### Data provided:
......
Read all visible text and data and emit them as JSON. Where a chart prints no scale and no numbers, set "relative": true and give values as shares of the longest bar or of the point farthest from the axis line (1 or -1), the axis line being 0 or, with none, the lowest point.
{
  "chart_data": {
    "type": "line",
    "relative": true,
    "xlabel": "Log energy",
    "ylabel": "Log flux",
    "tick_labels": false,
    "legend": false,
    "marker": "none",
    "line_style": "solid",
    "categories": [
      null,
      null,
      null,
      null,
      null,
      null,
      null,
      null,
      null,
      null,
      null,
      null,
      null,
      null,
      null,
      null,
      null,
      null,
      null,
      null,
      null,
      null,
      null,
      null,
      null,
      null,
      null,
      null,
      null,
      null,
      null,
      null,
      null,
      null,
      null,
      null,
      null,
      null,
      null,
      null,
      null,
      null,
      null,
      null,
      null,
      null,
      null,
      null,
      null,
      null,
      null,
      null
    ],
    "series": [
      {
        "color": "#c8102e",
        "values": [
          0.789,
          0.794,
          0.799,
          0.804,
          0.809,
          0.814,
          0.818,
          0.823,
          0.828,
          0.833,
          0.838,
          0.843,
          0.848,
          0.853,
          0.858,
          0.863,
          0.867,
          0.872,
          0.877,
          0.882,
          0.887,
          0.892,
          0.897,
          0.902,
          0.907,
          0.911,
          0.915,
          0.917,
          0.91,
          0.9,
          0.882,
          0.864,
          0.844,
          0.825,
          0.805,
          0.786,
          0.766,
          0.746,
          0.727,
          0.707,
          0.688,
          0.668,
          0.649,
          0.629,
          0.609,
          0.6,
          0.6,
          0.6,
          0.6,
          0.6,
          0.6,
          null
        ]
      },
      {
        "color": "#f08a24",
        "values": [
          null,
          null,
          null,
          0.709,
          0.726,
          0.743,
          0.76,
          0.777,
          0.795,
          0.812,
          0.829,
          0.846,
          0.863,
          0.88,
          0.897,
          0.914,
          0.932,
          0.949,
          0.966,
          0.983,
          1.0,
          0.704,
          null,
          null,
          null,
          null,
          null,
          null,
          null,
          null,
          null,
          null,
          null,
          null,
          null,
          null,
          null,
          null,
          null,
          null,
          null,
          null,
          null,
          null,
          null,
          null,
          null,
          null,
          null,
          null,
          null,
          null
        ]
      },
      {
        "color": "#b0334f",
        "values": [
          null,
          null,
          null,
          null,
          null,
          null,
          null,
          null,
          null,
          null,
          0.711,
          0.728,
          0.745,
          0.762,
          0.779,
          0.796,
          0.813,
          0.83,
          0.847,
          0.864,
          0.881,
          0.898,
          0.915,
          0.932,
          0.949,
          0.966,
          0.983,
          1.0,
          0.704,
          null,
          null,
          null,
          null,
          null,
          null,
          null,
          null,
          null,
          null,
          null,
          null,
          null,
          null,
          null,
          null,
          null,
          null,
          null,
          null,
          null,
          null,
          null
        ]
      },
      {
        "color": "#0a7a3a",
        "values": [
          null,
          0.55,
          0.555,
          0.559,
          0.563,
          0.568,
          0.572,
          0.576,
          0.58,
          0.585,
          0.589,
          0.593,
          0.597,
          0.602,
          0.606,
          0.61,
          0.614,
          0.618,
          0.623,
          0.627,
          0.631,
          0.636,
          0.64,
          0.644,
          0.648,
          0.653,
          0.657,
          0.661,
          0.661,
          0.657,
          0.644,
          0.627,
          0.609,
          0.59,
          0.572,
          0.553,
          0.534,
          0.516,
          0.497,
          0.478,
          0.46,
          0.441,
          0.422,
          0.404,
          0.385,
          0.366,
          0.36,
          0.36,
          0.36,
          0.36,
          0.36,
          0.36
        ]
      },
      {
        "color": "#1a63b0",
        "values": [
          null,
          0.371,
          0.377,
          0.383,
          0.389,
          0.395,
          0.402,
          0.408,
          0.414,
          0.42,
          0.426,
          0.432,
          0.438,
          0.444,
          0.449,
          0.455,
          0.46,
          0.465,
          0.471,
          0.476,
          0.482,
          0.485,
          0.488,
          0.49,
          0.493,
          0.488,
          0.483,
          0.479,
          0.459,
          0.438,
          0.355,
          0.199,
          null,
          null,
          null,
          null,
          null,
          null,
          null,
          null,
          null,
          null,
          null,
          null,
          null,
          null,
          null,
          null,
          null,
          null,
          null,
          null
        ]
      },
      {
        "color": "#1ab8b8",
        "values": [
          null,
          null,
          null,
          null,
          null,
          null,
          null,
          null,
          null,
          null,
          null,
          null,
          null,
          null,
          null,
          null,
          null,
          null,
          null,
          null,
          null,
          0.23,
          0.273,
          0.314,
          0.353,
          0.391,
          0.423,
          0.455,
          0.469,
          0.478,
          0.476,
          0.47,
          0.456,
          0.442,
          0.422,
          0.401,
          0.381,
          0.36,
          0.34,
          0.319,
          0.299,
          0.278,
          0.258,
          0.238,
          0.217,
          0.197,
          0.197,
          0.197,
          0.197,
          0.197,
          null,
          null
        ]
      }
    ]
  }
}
......
### Directions:
Please restate the records in full, word for word.

### Correct answer:
Read all visible text and data and emit them as JSON. Where a chart prints no scale and no numbers, set "relative": true and give values as shares of the longest bar or of the point farthest from the axis line (1 or -1), the axis line being 0 or, with none, the lowest point.
{
  "chart_data": {
    "type": "line",
    "relative": true,
    "xlabel": "Log energy",
    "ylabel": "Log flux",
    "tick_labels": false,
    "legend": false,
    "marker": "none",
    "line_style": "solid",
    "categories": [
      null,
      null,
      null,
      null,
      null,
      null,
      null,
      null,
      null,
      null,
      null,
      null,
      null,
      null,
      null,
      null,
      null,
      null,
      null,
      null,
      null,
      null,
      null,
      null,
      null,
      null,
      null,
      null,
      null,
      null,
      null,
      null,
      null,
      null,
      null,
      null,
      null,
      null,
      null,
      null,
      null,
      null,
      null,
      null,
      null,
      null,
      null,
      null,
      null,
      null,
      null,
      null
    ],
    "series": [
      {
        "color": "#c8102e",
        "values": [
          0.789,
          0.794,
          0.799,
          0.804,
          0.809,
          0.814,
          0.818,
          0.823,
          0.828,
          0.833,
          0.838,
          0.843,
          0.848,
          0.853,
          0.858,
          0.863,
          0.867,
          0.872,
          0.877,
          0.882,
          0.887,
          0.892,
          0.897,
          0.902,
          0.907,
          0.911,
          0.915,
          0.917,
          0.91,
          0.9,
          0.882,
          0.864,
          0.844,
          0.825,
          0.805,
          0.786,
          0.766,
          0.746,
          0.727,
          0.707,
          0.688,
          0.668,
          0.649,
          0.629,
          0.609,
          0.6,
          0.6,
          0.6,
          0.6,
          0.6,
          0.6,
          null
        ]
      },
      {
        "color": "#f08a24",
        "values": [
          null,
          null,
          null,
          0.709,
          0.726,
          0.743,
          0.76,
          0.777,
          0.795,
          0.812,
          0.829,
          0.846,
          0.863,
          0.88,
          0.897,
          0.914,
          0.932,
          0.949,
          0.966,
          0.983,
          1.0,
          0.704,
          null,
          null,
          null,
          null,
          null,
          null,
          null,
          null,
          null,
          null,
          null,
          null,
          null,
          null,
          null,
          null,
          null,
          null,
          null,
          null,
          null,
          null,
          null,
          null,
          null,
          null,
          null,
          null,
          null,
          null
        ]
      },
      {
        "color": "#b0334f",
        "values": [
          null,
          null,
          null,
          null,
          null,
          null,
          null,
          null,
          null,
          null,
          0.711,
          0.728,
          0.745,
          0.762,
          0.779,
          0.796,
          0.813,
          0.83,
          0.847,
          0.864,
          0.881,
          0.898,
          0.915,
          0.932,
          0.949,
          0.966,
          0.983,
          1.0,
          0.704,
          null,
          null,
          null,
          null,
          null,
          null,
          null,
          null,
          null,
          null,
          null,
          null,
          null,
          null,
          null,
          null,
          null,
          null,
          null,
          null,
          null,
          null,
          null
        ]
      },
      {
        "color": "#0a7a3a",
        "values": [
          null,
          0.55,
          0.555,
          0.559,
          0.563,
          0.568,
          0.572,
          0.576,
          0.58,
          0.585,
          0.589,
          0.593,
          0.597,
          0.602,
          0.606,
          0.61,
          0.614,
          0.618,
          0.623,
          0.627,
          0.631,
          0.636,
          0.64,
          0.644,
          0.648,
          0.653,
          0.657,
          0.661,
          0.661,
          0.657,
          0.644,
          0.627,
          0.609,
          0.59,
          0.572,
          0.553,
          0.534,
          0.516,
          0.497,
          0.478,
          0.46,
          0.441,
          0.422,
          0.404,
          0.385,
          0.366,
          0.36,
          0.36,
          0.36,
          0.36,
          0.36,
          0.36
        ]
      },
      {
        "color": "#1a63b0",
        "values": [
          null,
          0.371,
          0.377,
          0.383,
          0.389,
          0.395,
          0.402,
          0.408,
          0.414,
          0.42,
          0.426,
          0.432,
          0.438,
          0.444,
          0.449,
          0.455,
          0.46,
          0.465,
          0.471,
          0.476,
          0.482,
          0.485,
          0.488,
          0.49,
          0.493,
          0.488,
          0.483,
          0.479,
          0.459,
          0.438,
          0.355,
          0.199,
          null,
          null,
          null,
          null,
          null,
          null,
          null,
          null,
          null,
          null,
          null,
          null,
          null,
          null,
          null,
          null,
          null,
          null,
          null,
          null
        ]
      },
      {
        "color": "#1ab8b8",
        "values": [
          null,
          null,
          null,
          null,
          null,
          null,
          null,
          null,
          null,
          null,
          null,
          null,
          null,
          null,
          null,
          null,
          null,
          null,
          null,
          null,
          null,
          0.23,
          0.273,
          0.314,
          0.353,
          0.391,
          0.423,
          0.455,
          0.469,
          0.478,
          0.476,
          0.47,
          0.456,
          0.442,
          0.422,
          0.401,
          0.381,
          0.36,
          0.34,
          0.319,
          0.299,
          0.278,
          0.258,
          0.238,
          0.217,
          0.197,
          0.197,
          0.197,
          0.197,
          0.197,
          null,
          null
        ]
      }
    ]
  }
}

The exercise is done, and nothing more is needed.